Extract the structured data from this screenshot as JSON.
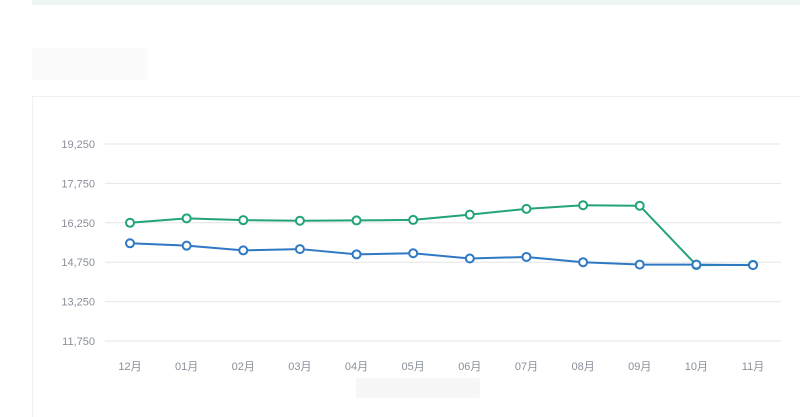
{
  "chart_data": {
    "type": "line",
    "categories": [
      "12月",
      "01月",
      "02月",
      "03月",
      "04月",
      "05月",
      "06月",
      "07月",
      "08月",
      "09月",
      "10月",
      "11月"
    ],
    "series": [
      {
        "color": "#22a37a",
        "values": [
          16250,
          16420,
          16350,
          16330,
          16340,
          16360,
          16560,
          16780,
          16920,
          16900,
          14640,
          14650
        ]
      },
      {
        "color": "#2f78c4",
        "values": [
          15470,
          15380,
          15200,
          15250,
          15050,
          15090,
          14890,
          14950,
          14750,
          14660,
          14660,
          14640
        ]
      }
    ],
    "yticks": [
      "11,750",
      "13,250",
      "14,750",
      "16,250",
      "17,750",
      "19,250"
    ],
    "ylim": [
      11750,
      19250
    ],
    "grid": true
  },
  "colors": {
    "gridline": "#e6e6e6",
    "axis_text": "#8a8f99"
  }
}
-*-*-
--- What you need to do ---
Write the full listing out again with every line unchanged, but include no pictures.

--- The completed task ---
Extract the structured data from this screenshot as JSON.
{
  "chart_data": {
    "type": "line",
    "categories": [
      "12月",
      "01月",
      "02月",
      "03月",
      "04月",
      "05月",
      "06月",
      "07月",
      "08月",
      "09月",
      "10月",
      "11月"
    ],
    "series": [
      {
        "color": "#22a37a",
        "values": [
          16250,
          16420,
          16350,
          16330,
          16340,
          16360,
          16560,
          16780,
          16920,
          16900,
          14640,
          14650
        ]
      },
      {
        "color": "#2f78c4",
        "values": [
          15470,
          15380,
          15200,
          15250,
          15050,
          15090,
          14890,
          14950,
          14750,
          14660,
          14660,
          14640
        ]
      }
    ],
    "yticks": [
      "11,750",
      "13,250",
      "14,750",
      "16,250",
      "17,750",
      "19,250"
    ],
    "ylim": [
      11750,
      19250
    ],
    "grid": true
  },
  "colors": {
    "gridline": "#e6e6e6",
    "axis_text": "#8a8f99"
  }
}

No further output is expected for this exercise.